● **Directions**
Restate each of the lines below word for word and drop every picture.

___

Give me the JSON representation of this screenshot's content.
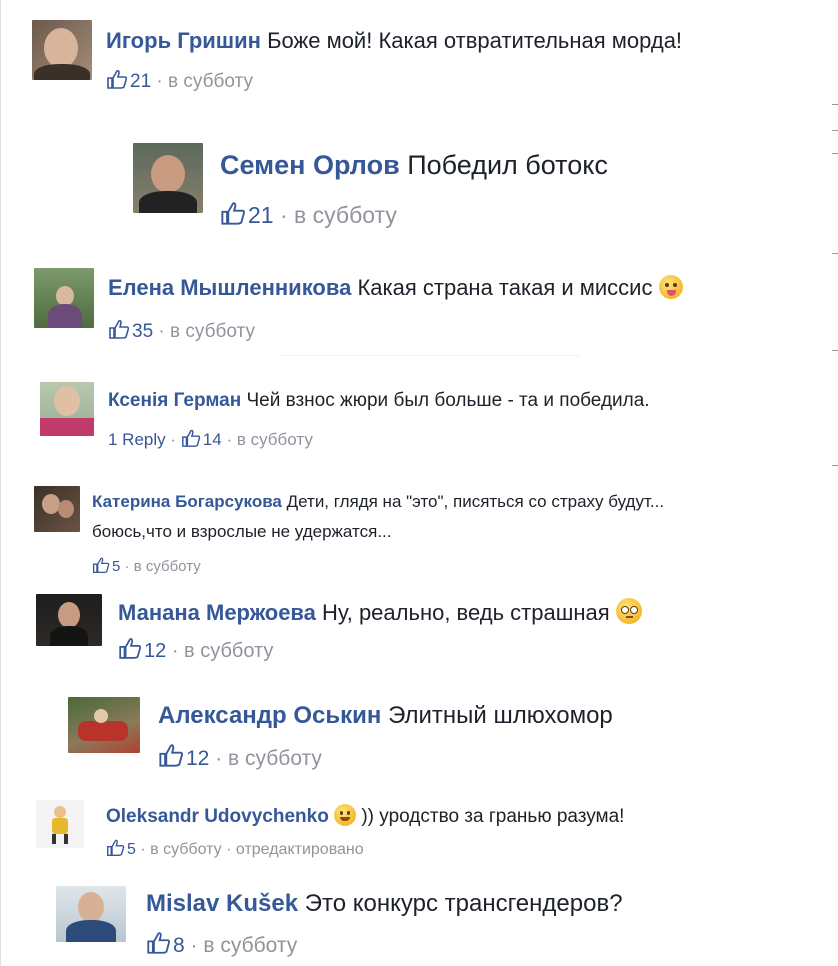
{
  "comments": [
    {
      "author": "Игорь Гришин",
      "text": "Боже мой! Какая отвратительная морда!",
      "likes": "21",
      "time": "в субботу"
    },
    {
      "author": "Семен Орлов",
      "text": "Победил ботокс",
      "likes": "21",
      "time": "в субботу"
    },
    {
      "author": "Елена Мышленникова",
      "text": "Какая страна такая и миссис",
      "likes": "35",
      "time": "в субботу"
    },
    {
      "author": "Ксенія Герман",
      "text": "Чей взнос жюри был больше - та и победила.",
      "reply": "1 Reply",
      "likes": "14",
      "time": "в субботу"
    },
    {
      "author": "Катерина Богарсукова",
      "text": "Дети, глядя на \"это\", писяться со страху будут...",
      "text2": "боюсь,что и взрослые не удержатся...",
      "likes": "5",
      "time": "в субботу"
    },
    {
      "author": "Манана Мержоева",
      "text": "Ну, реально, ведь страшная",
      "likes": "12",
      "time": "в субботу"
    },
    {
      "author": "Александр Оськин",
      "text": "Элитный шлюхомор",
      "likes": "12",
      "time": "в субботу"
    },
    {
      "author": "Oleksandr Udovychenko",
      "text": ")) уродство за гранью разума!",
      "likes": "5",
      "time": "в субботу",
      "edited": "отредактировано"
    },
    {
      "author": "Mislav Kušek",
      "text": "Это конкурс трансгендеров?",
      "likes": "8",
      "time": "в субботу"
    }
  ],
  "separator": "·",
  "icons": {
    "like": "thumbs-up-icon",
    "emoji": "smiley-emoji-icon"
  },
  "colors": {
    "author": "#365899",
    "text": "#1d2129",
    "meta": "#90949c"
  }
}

___

● **The output**
Give me the JSON representation of this screenshot's content.
{
  "comments": [
    {
      "author": "Игорь Гришин",
      "text": "Боже мой! Какая отвратительная морда!",
      "likes": "21",
      "time": "в субботу"
    },
    {
      "author": "Семен Орлов",
      "text": "Победил ботокс",
      "likes": "21",
      "time": "в субботу"
    },
    {
      "author": "Елена Мышленникова",
      "text": "Какая страна такая и миссис",
      "likes": "35",
      "time": "в субботу"
    },
    {
      "author": "Ксенія Герман",
      "text": "Чей взнос жюри был больше - та и победила.",
      "reply": "1 Reply",
      "likes": "14",
      "time": "в субботу"
    },
    {
      "author": "Катерина Богарсукова",
      "text": "Дети, глядя на \"это\", писяться со страху будут...",
      "text2": "боюсь,что и взрослые не удержатся...",
      "likes": "5",
      "time": "в субботу"
    },
    {
      "author": "Манана Мержоева",
      "text": "Ну, реально, ведь страшная",
      "likes": "12",
      "time": "в субботу"
    },
    {
      "author": "Александр Оськин",
      "text": "Элитный шлюхомор",
      "likes": "12",
      "time": "в субботу"
    },
    {
      "author": "Oleksandr Udovychenko",
      "text": ")) уродство за гранью разума!",
      "likes": "5",
      "time": "в субботу",
      "edited": "отредактировано"
    },
    {
      "author": "Mislav Kušek",
      "text": "Это конкурс трансгендеров?",
      "likes": "8",
      "time": "в субботу"
    }
  ],
  "separator": "·",
  "icons": {
    "like": "thumbs-up-icon",
    "emoji": "smiley-emoji-icon"
  },
  "colors": {
    "author": "#365899",
    "text": "#1d2129",
    "meta": "#90949c"
  }
}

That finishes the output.